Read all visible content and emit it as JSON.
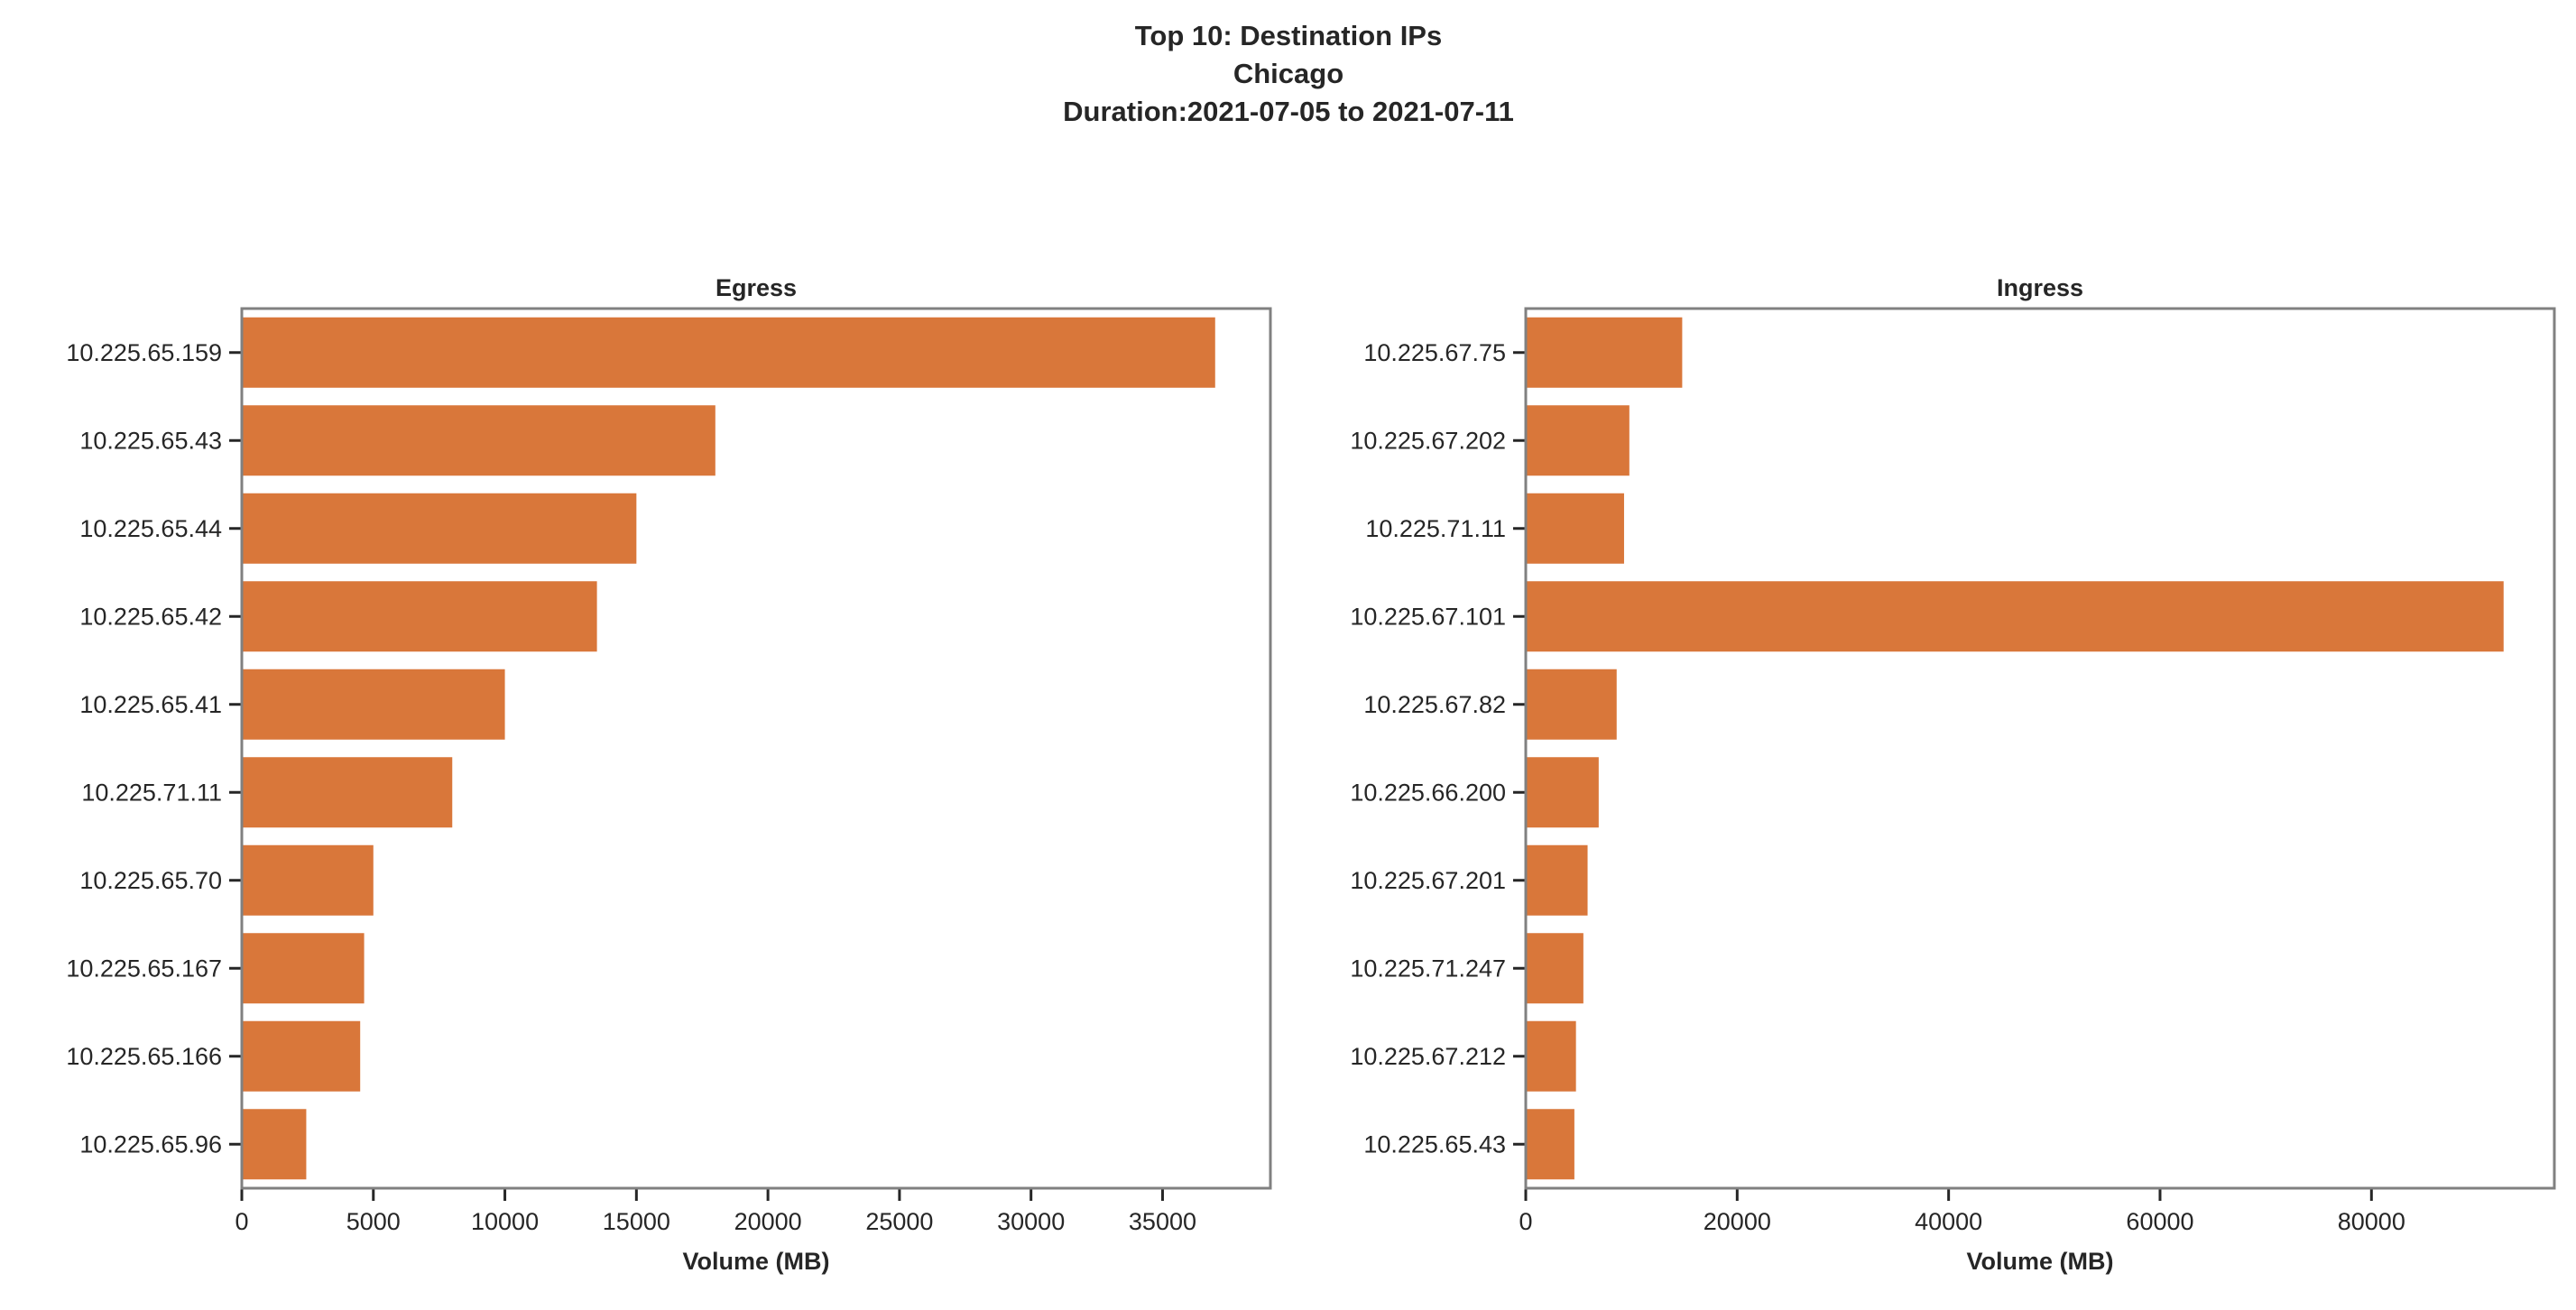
{
  "chart_data": [
    {
      "type": "bar",
      "orientation": "horizontal",
      "title": "Egress",
      "xlabel": "Volume (MB)",
      "ylabel": "",
      "categories": [
        "10.225.65.159",
        "10.225.65.43",
        "10.225.65.44",
        "10.225.65.42",
        "10.225.65.41",
        "10.225.71.11",
        "10.225.65.70",
        "10.225.65.167",
        "10.225.65.166",
        "10.225.65.96"
      ],
      "values": [
        37000,
        18000,
        15000,
        13500,
        10000,
        8000,
        5000,
        4650,
        4500,
        2450
      ],
      "xlim": [
        0,
        39100
      ],
      "xticks": [
        0,
        5000,
        10000,
        15000,
        20000,
        25000,
        30000,
        35000
      ],
      "grid": false,
      "color": "#D9773A"
    },
    {
      "type": "bar",
      "orientation": "horizontal",
      "title": "Ingress",
      "xlabel": "Volume (MB)",
      "ylabel": "",
      "categories": [
        "10.225.67.75",
        "10.225.67.202",
        "10.225.71.11",
        "10.225.67.101",
        "10.225.67.82",
        "10.225.66.200",
        "10.225.67.201",
        "10.225.71.247",
        "10.225.67.212",
        "10.225.65.43"
      ],
      "values": [
        14800,
        9800,
        9300,
        92500,
        8600,
        6900,
        5850,
        5450,
        4750,
        4600
      ],
      "xlim": [
        0,
        97300
      ],
      "xticks": [
        0,
        20000,
        40000,
        60000,
        80000
      ],
      "grid": false,
      "color": "#D9773A"
    }
  ],
  "suptitle": [
    "Top 10: Destination IPs",
    "Chicago",
    "Duration:2021-07-05 to 2021-07-11"
  ],
  "colors": {
    "bar": "#D9773A",
    "spine": "#808080",
    "text": "#262626"
  }
}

▶ _What you should do_: Would you set down the listing exactly, omitting pictures?

▶ _Reply_:
Read all visible content and emit it as JSON.
{
  "chart_data": [
    {
      "type": "bar",
      "orientation": "horizontal",
      "title": "Egress",
      "xlabel": "Volume (MB)",
      "ylabel": "",
      "categories": [
        "10.225.65.159",
        "10.225.65.43",
        "10.225.65.44",
        "10.225.65.42",
        "10.225.65.41",
        "10.225.71.11",
        "10.225.65.70",
        "10.225.65.167",
        "10.225.65.166",
        "10.225.65.96"
      ],
      "values": [
        37000,
        18000,
        15000,
        13500,
        10000,
        8000,
        5000,
        4650,
        4500,
        2450
      ],
      "xlim": [
        0,
        39100
      ],
      "xticks": [
        0,
        5000,
        10000,
        15000,
        20000,
        25000,
        30000,
        35000
      ],
      "grid": false,
      "color": "#D9773A"
    },
    {
      "type": "bar",
      "orientation": "horizontal",
      "title": "Ingress",
      "xlabel": "Volume (MB)",
      "ylabel": "",
      "categories": [
        "10.225.67.75",
        "10.225.67.202",
        "10.225.71.11",
        "10.225.67.101",
        "10.225.67.82",
        "10.225.66.200",
        "10.225.67.201",
        "10.225.71.247",
        "10.225.67.212",
        "10.225.65.43"
      ],
      "values": [
        14800,
        9800,
        9300,
        92500,
        8600,
        6900,
        5850,
        5450,
        4750,
        4600
      ],
      "xlim": [
        0,
        97300
      ],
      "xticks": [
        0,
        20000,
        40000,
        60000,
        80000
      ],
      "grid": false,
      "color": "#D9773A"
    }
  ],
  "suptitle": [
    "Top 10: Destination IPs",
    "Chicago",
    "Duration:2021-07-05 to 2021-07-11"
  ],
  "colors": {
    "bar": "#D9773A",
    "spine": "#808080",
    "text": "#262626"
  }
}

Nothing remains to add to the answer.